-- Record excerpts start --

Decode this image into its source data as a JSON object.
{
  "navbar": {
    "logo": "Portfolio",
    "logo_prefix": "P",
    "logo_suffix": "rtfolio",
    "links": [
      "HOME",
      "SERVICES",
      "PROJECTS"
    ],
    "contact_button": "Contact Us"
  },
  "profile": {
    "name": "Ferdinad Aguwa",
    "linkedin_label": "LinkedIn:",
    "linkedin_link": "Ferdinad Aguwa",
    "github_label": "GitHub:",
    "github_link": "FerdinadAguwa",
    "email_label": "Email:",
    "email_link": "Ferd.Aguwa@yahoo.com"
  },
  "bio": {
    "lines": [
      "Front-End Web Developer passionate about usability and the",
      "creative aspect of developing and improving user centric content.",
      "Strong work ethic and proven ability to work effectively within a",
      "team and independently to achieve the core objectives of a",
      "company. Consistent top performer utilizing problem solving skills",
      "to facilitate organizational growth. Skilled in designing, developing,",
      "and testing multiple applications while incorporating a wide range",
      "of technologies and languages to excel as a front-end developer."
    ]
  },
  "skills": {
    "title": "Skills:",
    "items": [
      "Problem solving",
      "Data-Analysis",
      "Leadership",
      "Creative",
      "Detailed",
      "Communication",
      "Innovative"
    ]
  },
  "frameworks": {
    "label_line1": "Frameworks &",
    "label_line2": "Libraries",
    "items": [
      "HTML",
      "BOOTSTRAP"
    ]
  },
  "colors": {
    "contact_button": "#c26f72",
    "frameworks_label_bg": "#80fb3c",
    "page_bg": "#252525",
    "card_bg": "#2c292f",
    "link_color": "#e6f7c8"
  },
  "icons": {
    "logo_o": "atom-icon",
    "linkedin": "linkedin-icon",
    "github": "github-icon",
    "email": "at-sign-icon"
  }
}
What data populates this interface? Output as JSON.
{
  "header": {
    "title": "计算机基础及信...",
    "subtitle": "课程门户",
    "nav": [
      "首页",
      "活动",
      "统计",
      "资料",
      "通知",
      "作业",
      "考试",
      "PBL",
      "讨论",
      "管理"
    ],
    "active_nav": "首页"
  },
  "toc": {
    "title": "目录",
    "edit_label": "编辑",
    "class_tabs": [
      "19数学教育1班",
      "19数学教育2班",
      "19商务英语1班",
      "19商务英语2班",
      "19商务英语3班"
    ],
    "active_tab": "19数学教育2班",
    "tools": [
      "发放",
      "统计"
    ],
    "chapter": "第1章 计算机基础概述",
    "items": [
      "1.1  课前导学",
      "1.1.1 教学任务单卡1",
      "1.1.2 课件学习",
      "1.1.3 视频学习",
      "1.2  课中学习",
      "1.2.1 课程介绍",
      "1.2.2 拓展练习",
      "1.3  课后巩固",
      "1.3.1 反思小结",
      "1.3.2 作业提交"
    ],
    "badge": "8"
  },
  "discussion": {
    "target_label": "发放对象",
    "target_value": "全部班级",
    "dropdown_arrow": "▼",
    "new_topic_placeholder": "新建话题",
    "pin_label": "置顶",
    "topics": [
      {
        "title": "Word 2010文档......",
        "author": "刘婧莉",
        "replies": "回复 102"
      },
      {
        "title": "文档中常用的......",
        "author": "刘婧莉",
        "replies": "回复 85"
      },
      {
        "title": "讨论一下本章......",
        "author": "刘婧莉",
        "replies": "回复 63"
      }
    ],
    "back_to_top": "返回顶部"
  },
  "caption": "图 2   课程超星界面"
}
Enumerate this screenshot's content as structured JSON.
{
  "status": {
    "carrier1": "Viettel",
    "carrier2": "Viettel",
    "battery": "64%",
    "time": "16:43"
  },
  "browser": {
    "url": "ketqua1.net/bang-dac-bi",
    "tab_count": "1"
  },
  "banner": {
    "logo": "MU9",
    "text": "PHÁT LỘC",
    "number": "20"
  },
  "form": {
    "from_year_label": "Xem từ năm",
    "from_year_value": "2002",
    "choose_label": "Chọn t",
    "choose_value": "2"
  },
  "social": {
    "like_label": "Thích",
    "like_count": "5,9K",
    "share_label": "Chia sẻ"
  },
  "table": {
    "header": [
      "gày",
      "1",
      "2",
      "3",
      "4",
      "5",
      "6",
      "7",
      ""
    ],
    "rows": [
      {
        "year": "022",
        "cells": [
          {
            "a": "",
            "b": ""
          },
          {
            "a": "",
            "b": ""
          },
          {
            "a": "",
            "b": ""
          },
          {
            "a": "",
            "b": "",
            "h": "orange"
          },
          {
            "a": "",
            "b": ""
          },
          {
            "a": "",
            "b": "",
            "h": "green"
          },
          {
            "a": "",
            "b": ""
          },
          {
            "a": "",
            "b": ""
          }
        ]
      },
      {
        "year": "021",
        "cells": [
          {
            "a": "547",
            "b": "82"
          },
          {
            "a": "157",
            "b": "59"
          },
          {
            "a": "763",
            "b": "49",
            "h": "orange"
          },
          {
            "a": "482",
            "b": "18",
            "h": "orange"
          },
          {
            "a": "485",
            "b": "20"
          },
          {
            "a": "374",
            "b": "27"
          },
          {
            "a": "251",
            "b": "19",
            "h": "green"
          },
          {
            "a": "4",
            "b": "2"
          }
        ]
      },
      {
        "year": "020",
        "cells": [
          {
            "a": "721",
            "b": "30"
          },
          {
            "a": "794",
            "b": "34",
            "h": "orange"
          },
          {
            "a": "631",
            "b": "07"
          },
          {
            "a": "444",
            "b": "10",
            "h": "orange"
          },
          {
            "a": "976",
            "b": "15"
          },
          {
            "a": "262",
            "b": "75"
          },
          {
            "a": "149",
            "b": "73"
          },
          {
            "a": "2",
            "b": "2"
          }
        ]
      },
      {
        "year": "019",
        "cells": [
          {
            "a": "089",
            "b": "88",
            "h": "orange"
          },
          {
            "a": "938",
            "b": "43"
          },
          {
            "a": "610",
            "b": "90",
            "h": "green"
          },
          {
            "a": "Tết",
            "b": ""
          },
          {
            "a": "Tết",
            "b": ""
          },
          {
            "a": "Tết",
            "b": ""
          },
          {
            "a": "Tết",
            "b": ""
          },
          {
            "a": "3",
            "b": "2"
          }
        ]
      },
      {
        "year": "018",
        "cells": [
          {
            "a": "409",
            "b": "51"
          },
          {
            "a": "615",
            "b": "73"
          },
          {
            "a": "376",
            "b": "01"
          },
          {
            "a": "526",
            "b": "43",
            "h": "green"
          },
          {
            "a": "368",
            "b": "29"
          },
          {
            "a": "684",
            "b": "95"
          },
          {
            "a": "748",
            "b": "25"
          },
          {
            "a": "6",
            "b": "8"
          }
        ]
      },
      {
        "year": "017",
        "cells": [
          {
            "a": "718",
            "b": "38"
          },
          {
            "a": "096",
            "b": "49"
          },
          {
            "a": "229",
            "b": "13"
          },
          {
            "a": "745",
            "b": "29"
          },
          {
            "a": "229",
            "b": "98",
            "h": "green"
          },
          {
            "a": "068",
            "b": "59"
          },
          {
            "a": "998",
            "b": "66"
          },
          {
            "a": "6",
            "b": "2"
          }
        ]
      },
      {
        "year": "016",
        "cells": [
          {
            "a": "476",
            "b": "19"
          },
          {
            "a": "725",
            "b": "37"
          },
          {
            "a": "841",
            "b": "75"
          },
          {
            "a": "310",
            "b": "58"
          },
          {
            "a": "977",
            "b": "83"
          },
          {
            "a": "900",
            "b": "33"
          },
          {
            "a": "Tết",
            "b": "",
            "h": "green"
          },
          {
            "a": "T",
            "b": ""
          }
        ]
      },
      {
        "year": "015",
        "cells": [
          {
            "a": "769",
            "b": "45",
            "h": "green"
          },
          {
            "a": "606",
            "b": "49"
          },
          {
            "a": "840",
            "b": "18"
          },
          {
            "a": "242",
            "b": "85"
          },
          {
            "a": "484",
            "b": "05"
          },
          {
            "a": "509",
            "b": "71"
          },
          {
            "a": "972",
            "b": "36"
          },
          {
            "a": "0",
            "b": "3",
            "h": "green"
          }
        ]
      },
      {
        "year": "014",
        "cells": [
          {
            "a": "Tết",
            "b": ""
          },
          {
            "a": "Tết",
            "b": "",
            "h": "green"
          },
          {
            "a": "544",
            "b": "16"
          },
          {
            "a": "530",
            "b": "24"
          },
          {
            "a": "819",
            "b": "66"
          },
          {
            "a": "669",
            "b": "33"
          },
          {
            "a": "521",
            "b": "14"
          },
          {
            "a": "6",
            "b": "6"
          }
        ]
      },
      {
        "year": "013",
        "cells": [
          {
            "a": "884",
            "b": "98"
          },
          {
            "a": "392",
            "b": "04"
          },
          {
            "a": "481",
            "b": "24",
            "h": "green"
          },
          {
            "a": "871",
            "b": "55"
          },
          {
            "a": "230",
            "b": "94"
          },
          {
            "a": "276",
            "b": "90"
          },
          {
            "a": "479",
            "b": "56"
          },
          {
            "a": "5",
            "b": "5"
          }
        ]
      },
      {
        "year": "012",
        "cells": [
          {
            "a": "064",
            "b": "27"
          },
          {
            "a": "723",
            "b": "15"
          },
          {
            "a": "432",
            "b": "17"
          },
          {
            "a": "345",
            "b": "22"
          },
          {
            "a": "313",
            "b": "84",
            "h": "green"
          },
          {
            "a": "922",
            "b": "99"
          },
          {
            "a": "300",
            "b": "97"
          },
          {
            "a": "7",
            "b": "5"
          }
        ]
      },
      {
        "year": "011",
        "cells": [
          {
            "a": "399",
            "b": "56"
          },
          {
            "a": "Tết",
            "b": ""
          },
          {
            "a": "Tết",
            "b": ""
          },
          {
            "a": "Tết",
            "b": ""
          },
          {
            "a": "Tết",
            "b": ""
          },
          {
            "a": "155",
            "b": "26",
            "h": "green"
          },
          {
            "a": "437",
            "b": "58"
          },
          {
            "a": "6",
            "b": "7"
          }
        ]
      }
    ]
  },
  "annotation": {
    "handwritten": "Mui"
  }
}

-- Record excerpts end --

* _Task_
Determine the count of lines in the data above with the string "Viettel" in them, and give that count alone.

* _Final answer_
2